PROBLEM TO WORK ON.
Filter the data for lines with the word "values", then copy every line so identified.

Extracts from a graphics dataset
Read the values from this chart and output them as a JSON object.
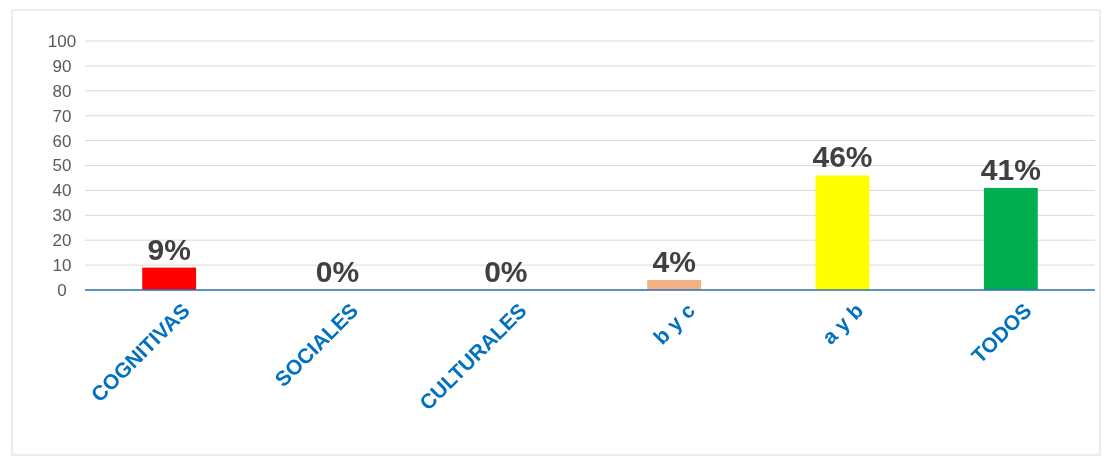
{
  "chart_data": {
    "type": "bar",
    "categories": [
      "COGNITIVAS",
      "SOCIALES",
      "CULTURALES",
      "b y c",
      "a y b",
      "TODOS"
    ],
    "values": [
      9,
      0,
      0,
      4,
      46,
      41
    ],
    "colors": [
      "#ff0000",
      "#ff0000",
      "#ff0000",
      "#f4b183",
      "#ffff00",
      "#00b050"
    ],
    "value_labels": [
      "9%",
      "0%",
      "0%",
      "4%",
      "46%",
      "41%"
    ],
    "ylim": [
      0,
      100
    ],
    "yticks": [
      0,
      10,
      20,
      30,
      40,
      50,
      60,
      70,
      80,
      90,
      100
    ],
    "grid": "y"
  }
}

RIGHT ANSWER.
Read the values from this chart and output them as a JSON object.
    "values": [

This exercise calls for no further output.